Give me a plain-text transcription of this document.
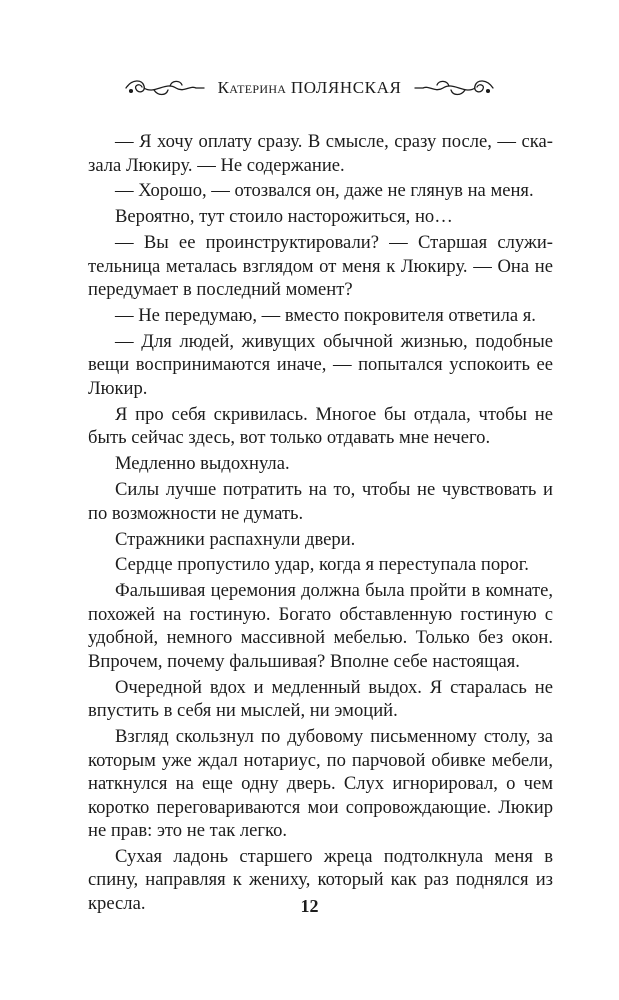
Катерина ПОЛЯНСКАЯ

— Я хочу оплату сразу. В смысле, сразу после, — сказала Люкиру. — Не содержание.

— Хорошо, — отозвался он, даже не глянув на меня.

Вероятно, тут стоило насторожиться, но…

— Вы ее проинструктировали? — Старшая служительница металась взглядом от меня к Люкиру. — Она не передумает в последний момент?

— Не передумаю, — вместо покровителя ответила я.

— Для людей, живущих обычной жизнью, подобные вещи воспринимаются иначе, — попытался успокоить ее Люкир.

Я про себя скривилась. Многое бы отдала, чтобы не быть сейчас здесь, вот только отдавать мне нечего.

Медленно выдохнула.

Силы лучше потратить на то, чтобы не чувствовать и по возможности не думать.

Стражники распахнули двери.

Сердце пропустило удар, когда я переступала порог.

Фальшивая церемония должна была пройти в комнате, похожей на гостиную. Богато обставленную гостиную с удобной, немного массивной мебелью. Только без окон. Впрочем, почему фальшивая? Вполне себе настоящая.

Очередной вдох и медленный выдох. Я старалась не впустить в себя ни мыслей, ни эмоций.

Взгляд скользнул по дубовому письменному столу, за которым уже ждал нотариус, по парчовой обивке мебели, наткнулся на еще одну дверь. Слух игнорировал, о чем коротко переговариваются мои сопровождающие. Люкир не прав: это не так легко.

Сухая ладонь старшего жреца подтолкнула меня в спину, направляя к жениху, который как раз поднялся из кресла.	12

|---|

▶ WHAT TO WORK ON:
Work through the records line by line and tally those holding "себя". Reply with the number alone.

▶ SOLUTION FOR THIS PROBLEM:
2